→ **THE PROBLEM**:
Locate all lines in the data below that hold "subtitle" and show them.

→ **LISTED RECORDS**:
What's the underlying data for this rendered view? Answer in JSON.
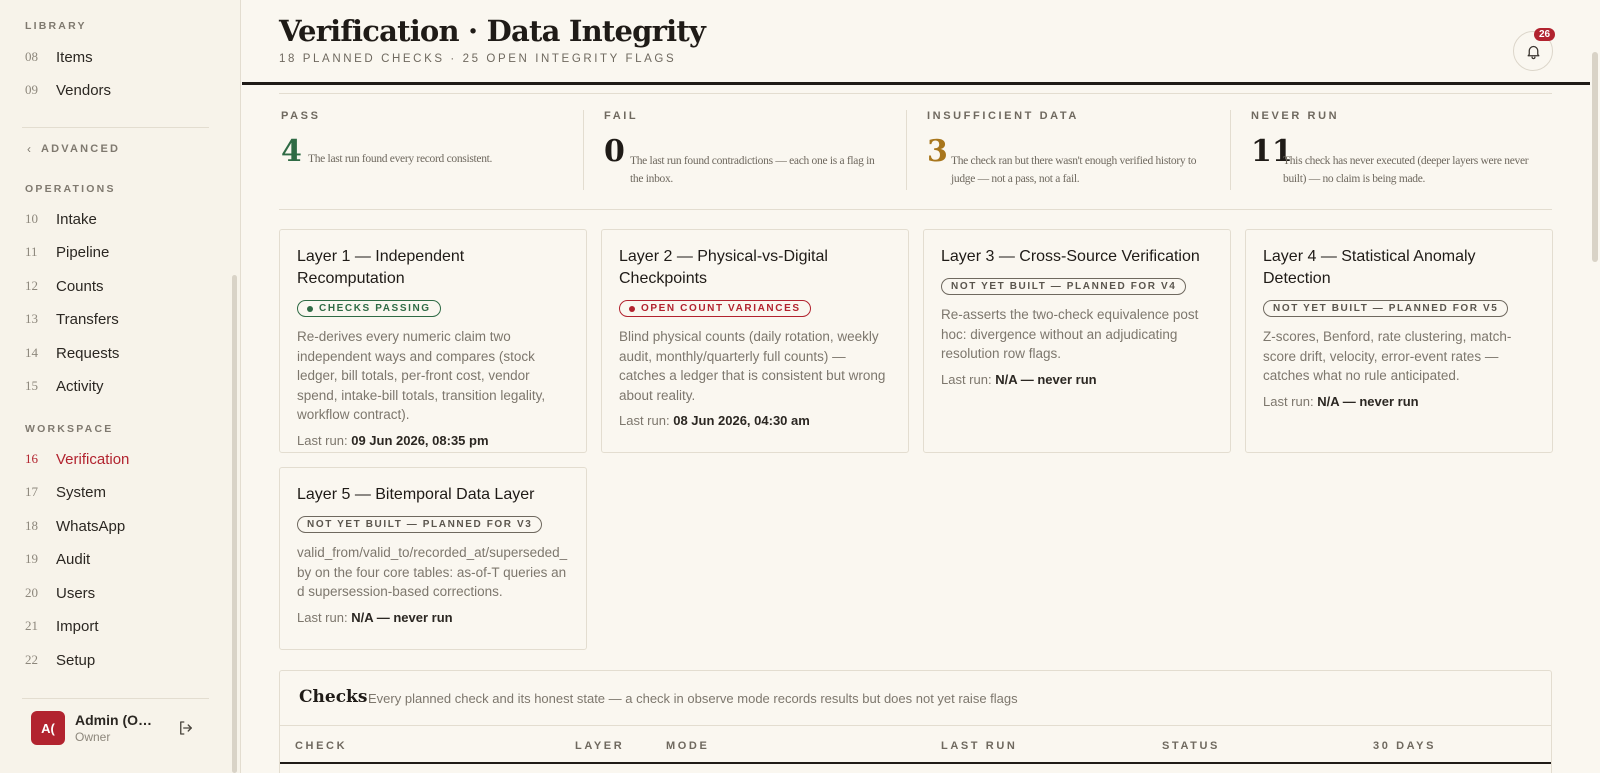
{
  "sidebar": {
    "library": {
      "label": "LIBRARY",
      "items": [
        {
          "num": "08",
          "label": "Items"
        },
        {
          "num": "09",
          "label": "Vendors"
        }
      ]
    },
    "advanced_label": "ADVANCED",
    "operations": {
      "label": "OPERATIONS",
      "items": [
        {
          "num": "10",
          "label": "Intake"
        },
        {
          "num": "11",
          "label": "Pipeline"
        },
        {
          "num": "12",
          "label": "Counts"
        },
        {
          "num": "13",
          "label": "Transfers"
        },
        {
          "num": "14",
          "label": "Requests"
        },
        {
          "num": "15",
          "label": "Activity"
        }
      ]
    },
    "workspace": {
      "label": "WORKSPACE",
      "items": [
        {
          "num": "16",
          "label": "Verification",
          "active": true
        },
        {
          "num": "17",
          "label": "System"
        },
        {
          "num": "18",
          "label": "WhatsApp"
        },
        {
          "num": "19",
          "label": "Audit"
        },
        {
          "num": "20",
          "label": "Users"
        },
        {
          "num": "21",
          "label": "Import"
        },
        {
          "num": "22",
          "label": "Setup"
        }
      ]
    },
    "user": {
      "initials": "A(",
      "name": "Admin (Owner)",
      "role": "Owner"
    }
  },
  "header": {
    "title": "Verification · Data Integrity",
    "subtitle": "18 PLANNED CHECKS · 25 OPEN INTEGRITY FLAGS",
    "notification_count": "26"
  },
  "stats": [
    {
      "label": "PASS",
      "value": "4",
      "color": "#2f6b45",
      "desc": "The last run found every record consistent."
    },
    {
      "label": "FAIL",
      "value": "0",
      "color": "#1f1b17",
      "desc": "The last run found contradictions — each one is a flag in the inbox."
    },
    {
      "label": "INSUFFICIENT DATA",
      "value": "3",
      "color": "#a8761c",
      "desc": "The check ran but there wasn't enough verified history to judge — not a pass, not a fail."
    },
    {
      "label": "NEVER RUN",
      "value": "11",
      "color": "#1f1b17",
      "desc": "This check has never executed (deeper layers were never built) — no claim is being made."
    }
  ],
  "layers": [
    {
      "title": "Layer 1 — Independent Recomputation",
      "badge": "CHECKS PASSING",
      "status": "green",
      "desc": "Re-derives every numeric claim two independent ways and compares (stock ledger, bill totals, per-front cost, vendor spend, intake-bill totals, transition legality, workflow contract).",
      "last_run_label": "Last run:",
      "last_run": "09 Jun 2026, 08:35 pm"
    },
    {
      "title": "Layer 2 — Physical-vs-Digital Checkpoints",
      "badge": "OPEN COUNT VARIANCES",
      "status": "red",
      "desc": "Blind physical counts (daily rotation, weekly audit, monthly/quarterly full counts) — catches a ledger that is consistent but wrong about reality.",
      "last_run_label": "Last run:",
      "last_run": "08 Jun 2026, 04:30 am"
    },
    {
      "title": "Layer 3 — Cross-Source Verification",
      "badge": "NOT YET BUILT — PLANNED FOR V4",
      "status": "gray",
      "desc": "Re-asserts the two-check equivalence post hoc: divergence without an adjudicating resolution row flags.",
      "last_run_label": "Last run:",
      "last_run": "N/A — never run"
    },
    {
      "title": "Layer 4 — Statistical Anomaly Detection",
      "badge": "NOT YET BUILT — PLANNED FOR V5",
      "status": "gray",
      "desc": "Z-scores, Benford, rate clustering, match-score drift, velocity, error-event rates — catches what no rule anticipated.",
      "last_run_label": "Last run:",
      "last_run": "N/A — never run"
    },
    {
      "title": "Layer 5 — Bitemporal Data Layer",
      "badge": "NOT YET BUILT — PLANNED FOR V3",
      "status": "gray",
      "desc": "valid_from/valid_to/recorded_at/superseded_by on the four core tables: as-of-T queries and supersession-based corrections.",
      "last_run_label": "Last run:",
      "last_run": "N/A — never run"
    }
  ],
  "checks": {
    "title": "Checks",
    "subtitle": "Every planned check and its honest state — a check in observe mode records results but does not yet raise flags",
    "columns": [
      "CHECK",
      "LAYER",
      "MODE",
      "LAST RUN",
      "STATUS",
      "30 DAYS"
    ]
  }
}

→ **RESULT FOR THIS TASK**:
    "subtitle": "18 PLANNED CHECKS · 25 OPEN INTEGRITY FLAGS",
    "subtitle": "Every planned check and its honest state — a check in observe mode records results but does not yet raise flags",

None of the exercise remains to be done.